Вы чувствуете, что для настоящего серьезного музыканта такой театр, собственно, не театр. Если по своим склонностям или образованию такой музыкант посвящал себя театру, то он должен был предпочесть писать в Италии для итальянской или во Франции для французской оперы, и в то время, как Моцарт и Глюк сочиняли итальянские и французские оперы, в Германии подлинно национальная музыка создавалась совсем не на основе оперного жанра. В Германии подлинная музыка за время от Баха до Бетховена достигла необычайной высоты и поразительного богатства и заслужила всеобщее признание, но выросла она в отрыве от оперы, развившись из той ветви музыки, от которой отошли итальянцы, когда у них возникла опера.
Немецкий композитор, имевший достойные примеры в близкой ему области инструментальной и хоровой музыки, глядя на музыкальную драму, не находил в оперном жанре готовых импонирующих ему форм, которые при сравнительном их совершенстве могли бы служить для него образцом. В то время как оратории и особенно симфонии были представлены возвышенными и законченными по форме произведениями, в опере он натыкался на бессвязный хаос мелких, не получивших развития форм, ибо свободное их развитие было сковано твердо установленными условностями. Чтобы хорошо понять, что я имею в виду, сравните широко и богато развитые формы бетховенской симфонии с музыкальными кусками его оперы «Фиделио». Вы сразу почувствуете, каким связанным, каким скованным ощущал себя композитор, как ему почти нигде не удалось развернуться, почему он, словно стремясь хоть раз прозвучать во всю мощь своего таланта, с силой отчаяния ухватился за увертюру и дал музыкальное произведение небывалой значительности и широты. Неудовлетворенный, отошел он от этой единственной попытки написать оперу, однако все же не отказался от желания найти стихотворный текст, который дал бы ему возможность показать всю мощь своего музыкального дарования. Ему мерещился идеал.
В душе немецкого композитора неизбежно должен был возникнуть некий идеал оперы, еще ему самому не ясный, то прельщавший, то снова отталкивавший его, ибо в той форме, в которой оперный жанр существовал в действительности, он совершенно не удовлетворял его. Немецкое искусство почти во всех своих сферах, а не только в этой, стремится к идеалу, его значение заключается именно в этом стремлении. Разрешите мне несколько подробнее охарактеризовать это значение.

НАБОР ДАННЫХ:

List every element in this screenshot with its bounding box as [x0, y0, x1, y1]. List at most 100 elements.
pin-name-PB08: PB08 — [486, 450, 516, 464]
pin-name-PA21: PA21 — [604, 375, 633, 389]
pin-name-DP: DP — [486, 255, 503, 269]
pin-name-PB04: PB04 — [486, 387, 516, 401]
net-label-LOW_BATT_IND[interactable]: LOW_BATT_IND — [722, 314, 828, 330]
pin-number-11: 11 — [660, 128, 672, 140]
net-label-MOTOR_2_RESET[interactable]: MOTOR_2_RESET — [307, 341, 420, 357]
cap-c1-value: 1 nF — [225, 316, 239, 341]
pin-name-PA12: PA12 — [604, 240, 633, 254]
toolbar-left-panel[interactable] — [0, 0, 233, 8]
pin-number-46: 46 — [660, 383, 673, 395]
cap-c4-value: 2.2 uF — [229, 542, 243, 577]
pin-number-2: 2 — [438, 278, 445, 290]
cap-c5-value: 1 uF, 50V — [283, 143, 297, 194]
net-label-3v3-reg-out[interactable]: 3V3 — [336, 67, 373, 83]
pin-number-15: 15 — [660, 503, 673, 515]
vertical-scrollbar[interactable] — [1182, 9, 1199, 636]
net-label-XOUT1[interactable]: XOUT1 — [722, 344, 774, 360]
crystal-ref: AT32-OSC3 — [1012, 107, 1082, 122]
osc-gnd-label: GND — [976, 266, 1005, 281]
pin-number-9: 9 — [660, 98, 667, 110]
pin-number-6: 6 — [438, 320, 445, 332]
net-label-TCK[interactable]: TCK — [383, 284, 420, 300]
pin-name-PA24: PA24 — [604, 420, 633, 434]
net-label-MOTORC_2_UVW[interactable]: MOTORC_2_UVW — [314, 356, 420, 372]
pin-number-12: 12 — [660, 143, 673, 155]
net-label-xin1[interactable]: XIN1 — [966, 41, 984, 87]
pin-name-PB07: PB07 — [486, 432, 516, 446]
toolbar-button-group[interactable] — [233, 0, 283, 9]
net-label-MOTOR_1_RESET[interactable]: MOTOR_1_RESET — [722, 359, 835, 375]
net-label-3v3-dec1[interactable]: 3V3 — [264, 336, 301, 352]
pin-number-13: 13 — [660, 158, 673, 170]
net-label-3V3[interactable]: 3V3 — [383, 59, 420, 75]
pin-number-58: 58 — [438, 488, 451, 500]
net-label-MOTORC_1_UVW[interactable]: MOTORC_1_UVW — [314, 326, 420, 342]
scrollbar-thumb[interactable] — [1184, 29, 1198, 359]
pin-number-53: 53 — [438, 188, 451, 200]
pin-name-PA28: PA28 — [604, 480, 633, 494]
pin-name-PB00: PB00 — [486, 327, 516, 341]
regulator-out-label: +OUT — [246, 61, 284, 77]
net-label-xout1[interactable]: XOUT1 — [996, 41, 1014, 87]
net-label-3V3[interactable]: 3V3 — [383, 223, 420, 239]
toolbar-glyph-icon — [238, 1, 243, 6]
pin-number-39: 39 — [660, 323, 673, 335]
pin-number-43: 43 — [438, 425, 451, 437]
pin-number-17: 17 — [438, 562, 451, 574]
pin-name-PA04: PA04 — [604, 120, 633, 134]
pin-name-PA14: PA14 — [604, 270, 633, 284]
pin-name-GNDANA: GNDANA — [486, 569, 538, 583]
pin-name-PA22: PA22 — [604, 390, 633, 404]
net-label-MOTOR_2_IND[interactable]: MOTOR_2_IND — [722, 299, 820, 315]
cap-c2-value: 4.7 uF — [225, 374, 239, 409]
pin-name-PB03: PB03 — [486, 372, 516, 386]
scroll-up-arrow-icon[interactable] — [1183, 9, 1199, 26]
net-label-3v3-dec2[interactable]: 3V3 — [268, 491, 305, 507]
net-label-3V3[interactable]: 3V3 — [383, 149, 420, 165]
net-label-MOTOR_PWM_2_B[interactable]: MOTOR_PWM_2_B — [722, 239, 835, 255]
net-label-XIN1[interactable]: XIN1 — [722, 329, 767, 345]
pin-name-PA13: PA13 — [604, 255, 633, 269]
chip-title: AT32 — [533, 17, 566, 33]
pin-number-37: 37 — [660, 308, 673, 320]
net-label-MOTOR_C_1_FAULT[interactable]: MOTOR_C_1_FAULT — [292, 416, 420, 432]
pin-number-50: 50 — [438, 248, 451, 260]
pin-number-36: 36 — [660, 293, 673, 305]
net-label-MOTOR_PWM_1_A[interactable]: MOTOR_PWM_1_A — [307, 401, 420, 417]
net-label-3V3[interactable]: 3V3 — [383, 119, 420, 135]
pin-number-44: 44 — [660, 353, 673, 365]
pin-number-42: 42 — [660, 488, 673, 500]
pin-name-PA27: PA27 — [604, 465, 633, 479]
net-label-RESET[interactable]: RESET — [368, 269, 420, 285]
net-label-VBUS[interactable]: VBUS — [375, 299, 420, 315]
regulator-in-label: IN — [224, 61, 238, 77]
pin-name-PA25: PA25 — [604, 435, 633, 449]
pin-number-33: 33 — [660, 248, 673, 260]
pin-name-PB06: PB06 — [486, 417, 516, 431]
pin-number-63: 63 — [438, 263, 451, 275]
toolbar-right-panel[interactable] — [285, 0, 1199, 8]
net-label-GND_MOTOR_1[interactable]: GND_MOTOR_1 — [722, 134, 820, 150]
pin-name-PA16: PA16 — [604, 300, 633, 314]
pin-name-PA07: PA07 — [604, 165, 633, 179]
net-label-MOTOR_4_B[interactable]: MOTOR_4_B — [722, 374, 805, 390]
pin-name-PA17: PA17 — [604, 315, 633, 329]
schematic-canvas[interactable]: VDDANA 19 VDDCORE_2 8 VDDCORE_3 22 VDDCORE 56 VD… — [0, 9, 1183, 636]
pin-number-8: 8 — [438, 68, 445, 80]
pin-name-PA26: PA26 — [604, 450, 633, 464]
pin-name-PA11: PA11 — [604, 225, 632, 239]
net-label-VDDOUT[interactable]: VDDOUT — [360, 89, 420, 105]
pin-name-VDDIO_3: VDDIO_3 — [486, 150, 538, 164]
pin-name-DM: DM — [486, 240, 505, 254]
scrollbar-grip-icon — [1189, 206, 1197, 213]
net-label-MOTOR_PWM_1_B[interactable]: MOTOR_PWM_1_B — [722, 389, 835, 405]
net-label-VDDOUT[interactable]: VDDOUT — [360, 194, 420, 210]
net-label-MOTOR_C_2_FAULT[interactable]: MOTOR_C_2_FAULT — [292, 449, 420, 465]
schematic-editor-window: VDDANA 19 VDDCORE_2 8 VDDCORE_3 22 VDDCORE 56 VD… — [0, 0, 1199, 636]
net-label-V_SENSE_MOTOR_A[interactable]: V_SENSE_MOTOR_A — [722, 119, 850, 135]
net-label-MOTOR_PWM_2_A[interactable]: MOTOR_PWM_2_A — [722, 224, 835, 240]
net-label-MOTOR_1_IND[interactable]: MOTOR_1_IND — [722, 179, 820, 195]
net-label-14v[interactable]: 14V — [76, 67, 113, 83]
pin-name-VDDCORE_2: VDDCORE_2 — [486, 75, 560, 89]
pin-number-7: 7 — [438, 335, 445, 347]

СУТЬ ЗАДАНИЯ:
Ответьте на вопросы по фрагменту о немецкой музыке и опере.
(а) Для какой оперы и в какой стране должен был предпочесть писать серьезный музыкант, посвятивший себя театру?
(б) За какую часть своей оперы Бетховен ухватился с силой отчаяния?
(в) В чем заключается значение немецкого искусства?
Отвечать нужно только по фрагменту, не опираясь на строки.

ОТВЕТ:
(а) Для итальянской оперы в Италии или для французской во Франции.
(б) За увертюру.
(в) В стремлении к идеалу.